• _Data for processing_:
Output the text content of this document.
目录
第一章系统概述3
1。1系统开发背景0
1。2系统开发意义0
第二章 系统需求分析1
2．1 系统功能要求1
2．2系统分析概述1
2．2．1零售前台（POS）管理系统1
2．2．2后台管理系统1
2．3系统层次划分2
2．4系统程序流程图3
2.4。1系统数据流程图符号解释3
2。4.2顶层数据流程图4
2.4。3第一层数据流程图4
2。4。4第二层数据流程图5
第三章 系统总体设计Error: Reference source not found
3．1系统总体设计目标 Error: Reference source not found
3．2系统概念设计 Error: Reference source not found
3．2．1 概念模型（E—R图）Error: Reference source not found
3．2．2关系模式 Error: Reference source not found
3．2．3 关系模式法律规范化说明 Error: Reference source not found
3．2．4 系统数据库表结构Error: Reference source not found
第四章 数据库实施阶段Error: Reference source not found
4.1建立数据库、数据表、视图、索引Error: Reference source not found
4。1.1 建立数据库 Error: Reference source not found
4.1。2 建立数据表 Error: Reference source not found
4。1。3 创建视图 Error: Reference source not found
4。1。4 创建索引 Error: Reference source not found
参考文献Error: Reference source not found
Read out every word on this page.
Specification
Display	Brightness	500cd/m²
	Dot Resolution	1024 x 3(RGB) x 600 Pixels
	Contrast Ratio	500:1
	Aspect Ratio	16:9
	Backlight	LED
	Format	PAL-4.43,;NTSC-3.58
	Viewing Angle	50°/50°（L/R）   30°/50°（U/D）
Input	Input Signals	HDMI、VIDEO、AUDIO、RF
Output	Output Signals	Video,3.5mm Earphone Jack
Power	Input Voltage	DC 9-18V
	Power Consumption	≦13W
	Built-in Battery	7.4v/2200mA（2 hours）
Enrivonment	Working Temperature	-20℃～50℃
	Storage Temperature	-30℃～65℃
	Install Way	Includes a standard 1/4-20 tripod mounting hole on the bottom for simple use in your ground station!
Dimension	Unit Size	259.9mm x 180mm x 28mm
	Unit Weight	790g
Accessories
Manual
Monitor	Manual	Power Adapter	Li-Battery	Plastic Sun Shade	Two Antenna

• _Exercise goal_: Select every line where the word "Output" occurs.

• _Task answer_:
Output the text content of this document.
Output	Output Signals	Video,3.5mm Earphone Jack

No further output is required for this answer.